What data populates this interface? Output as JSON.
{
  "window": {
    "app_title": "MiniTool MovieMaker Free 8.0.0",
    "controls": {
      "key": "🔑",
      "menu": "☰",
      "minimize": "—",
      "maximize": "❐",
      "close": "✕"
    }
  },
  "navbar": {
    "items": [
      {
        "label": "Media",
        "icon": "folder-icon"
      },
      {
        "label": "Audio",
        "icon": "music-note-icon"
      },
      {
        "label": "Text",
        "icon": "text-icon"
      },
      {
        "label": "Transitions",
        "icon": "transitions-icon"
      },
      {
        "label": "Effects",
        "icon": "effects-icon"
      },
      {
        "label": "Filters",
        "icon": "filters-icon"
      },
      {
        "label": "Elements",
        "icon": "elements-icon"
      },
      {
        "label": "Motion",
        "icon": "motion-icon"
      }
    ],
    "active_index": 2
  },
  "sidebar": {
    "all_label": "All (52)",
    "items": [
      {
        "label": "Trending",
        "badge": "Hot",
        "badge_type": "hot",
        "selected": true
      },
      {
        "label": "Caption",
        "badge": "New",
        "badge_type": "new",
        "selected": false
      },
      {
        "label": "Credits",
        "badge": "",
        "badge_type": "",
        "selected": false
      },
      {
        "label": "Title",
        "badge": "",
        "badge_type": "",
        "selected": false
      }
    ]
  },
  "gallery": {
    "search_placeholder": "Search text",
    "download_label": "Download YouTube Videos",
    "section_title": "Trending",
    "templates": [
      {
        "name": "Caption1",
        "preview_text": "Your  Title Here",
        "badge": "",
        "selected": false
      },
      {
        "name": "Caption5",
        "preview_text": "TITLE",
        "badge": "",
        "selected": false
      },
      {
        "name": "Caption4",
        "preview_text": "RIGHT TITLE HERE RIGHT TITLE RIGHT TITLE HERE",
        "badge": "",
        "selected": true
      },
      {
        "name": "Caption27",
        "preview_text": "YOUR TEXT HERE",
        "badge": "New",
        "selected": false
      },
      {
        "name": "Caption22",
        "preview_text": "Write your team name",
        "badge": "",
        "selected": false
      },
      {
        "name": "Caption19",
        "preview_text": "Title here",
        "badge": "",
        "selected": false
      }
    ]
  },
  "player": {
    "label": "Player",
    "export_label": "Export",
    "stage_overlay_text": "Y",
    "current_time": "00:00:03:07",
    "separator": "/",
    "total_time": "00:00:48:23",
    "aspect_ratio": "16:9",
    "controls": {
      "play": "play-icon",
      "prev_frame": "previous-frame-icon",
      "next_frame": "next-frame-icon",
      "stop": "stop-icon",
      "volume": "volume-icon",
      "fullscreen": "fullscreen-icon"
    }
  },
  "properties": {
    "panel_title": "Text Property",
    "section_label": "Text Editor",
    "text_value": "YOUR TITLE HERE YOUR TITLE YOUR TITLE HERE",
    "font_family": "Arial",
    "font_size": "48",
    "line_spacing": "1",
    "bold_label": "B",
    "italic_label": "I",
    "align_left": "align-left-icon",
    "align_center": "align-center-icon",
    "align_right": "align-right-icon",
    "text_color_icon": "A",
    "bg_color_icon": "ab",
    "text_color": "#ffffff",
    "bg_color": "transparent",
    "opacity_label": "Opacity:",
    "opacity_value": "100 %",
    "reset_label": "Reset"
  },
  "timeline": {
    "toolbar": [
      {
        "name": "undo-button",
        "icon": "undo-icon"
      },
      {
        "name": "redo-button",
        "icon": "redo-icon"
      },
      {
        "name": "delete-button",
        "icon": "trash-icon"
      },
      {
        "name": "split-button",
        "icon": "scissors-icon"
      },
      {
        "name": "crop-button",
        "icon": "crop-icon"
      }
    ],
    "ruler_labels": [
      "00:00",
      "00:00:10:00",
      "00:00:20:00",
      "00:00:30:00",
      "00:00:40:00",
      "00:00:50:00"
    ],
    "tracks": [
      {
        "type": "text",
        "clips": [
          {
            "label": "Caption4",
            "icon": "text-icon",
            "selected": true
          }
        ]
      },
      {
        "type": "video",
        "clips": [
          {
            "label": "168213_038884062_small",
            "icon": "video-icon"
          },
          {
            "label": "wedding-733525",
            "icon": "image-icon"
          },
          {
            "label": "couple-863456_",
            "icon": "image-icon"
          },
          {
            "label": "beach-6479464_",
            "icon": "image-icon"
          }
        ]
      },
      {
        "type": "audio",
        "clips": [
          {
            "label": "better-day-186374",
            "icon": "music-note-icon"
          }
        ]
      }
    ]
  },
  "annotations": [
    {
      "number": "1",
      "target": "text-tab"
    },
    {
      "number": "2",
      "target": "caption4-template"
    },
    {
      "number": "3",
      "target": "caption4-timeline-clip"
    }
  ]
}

☆ ☆ ☆ ☆

● **INSTRUCTION**: From the records above, extract everything verbatim.

● **EXERCISE ANSWER**:
What data populates this interface? Output as JSON.
{
  "window": {
    "app_title": "MiniTool MovieMaker Free 8.0.0",
    "controls": {
      "key": "🔑",
      "menu": "☰",
      "minimize": "—",
      "maximize": "❐",
      "close": "✕"
    }
  },
  "navbar": {
    "items": [
      {
        "label": "Media",
        "icon": "folder-icon"
      },
      {
        "label": "Audio",
        "icon": "music-note-icon"
      },
      {
        "label": "Text",
        "icon": "text-icon"
      },
      {
        "label": "Transitions",
        "icon": "transitions-icon"
      },
      {
        "label": "Effects",
        "icon": "effects-icon"
      },
      {
        "label": "Filters",
        "icon": "filters-icon"
      },
      {
        "label": "Elements",
        "icon": "elements-icon"
      },
      {
        "label": "Motion",
        "icon": "motion-icon"
      }
    ],
    "active_index": 2
  },
  "sidebar": {
    "all_label": "All (52)",
    "items": [
      {
        "label": "Trending",
        "badge": "Hot",
        "badge_type": "hot",
        "selected": true
      },
      {
        "label": "Caption",
        "badge": "New",
        "badge_type": "new",
        "selected": false
      },
      {
        "label": "Credits",
        "badge": "",
        "badge_type": "",
        "selected": false
      },
      {
        "label": "Title",
        "badge": "",
        "badge_type": "",
        "selected": false
      }
    ]
  },
  "gallery": {
    "search_placeholder": "Search text",
    "download_label": "Download YouTube Videos",
    "section_title": "Trending",
    "templates": [
      {
        "name": "Caption1",
        "preview_text": "Your  Title Here",
        "badge": "",
        "selected": false
      },
      {
        "name": "Caption5",
        "preview_text": "TITLE",
        "badge": "",
        "selected": false
      },
      {
        "name": "Caption4",
        "preview_text": "RIGHT TITLE HERE RIGHT TITLE RIGHT TITLE HERE",
        "badge": "",
        "selected": true
      },
      {
        "name": "Caption27",
        "preview_text": "YOUR TEXT HERE",
        "badge": "New",
        "selected": false
      },
      {
        "name": "Caption22",
        "preview_text": "Write your team name",
        "badge": "",
        "selected": false
      },
      {
        "name": "Caption19",
        "preview_text": "Title here",
        "badge": "",
        "selected": false
      }
    ]
  },
  "player": {
    "label": "Player",
    "export_label": "Export",
    "stage_overlay_text": "Y",
    "current_time": "00:00:03:07",
    "separator": "/",
    "total_time": "00:00:48:23",
    "aspect_ratio": "16:9",
    "controls": {
      "play": "play-icon",
      "prev_frame": "previous-frame-icon",
      "next_frame": "next-frame-icon",
      "stop": "stop-icon",
      "volume": "volume-icon",
      "fullscreen": "fullscreen-icon"
    }
  },
  "properties": {
    "panel_title": "Text Property",
    "section_label": "Text Editor",
    "text_value": "YOUR TITLE HERE YOUR TITLE YOUR TITLE HERE",
    "font_family": "Arial",
    "font_size": "48",
    "line_spacing": "1",
    "bold_label": "B",
    "italic_label": "I",
    "align_left": "align-left-icon",
    "align_center": "align-center-icon",
    "align_right": "align-right-icon",
    "text_color_icon": "A",
    "bg_color_icon": "ab",
    "text_color": "#ffffff",
    "bg_color": "transparent",
    "opacity_label": "Opacity:",
    "opacity_value": "100 %",
    "reset_label": "Reset"
  },
  "timeline": {
    "toolbar": [
      {
        "name": "undo-button",
        "icon": "undo-icon"
      },
      {
        "name": "redo-button",
        "icon": "redo-icon"
      },
      {
        "name": "delete-button",
        "icon": "trash-icon"
      },
      {
        "name": "split-button",
        "icon": "scissors-icon"
      },
      {
        "name": "crop-button",
        "icon": "crop-icon"
      }
    ],
    "ruler_labels": [
      "00:00",
      "00:00:10:00",
      "00:00:20:00",
      "00:00:30:00",
      "00:00:40:00",
      "00:00:50:00"
    ],
    "tracks": [
      {
        "type": "text",
        "clips": [
          {
            "label": "Caption4",
            "icon": "text-icon",
            "selected": true
          }
        ]
      },
      {
        "type": "video",
        "clips": [
          {
            "label": "168213_038884062_small",
            "icon": "video-icon"
          },
          {
            "label": "wedding-733525",
            "icon": "image-icon"
          },
          {
            "label": "couple-863456_",
            "icon": "image-icon"
          },
          {
            "label": "beach-6479464_",
            "icon": "image-icon"
          }
        ]
      },
      {
        "type": "audio",
        "clips": [
          {
            "label": "better-day-186374",
            "icon": "music-note-icon"
          }
        ]
      }
    ]
  },
  "annotations": [
    {
      "number": "1",
      "target": "text-tab"
    },
    {
      "number": "2",
      "target": "caption4-template"
    },
    {
      "number": "3",
      "target": "caption4-timeline-clip"
    }
  ]
}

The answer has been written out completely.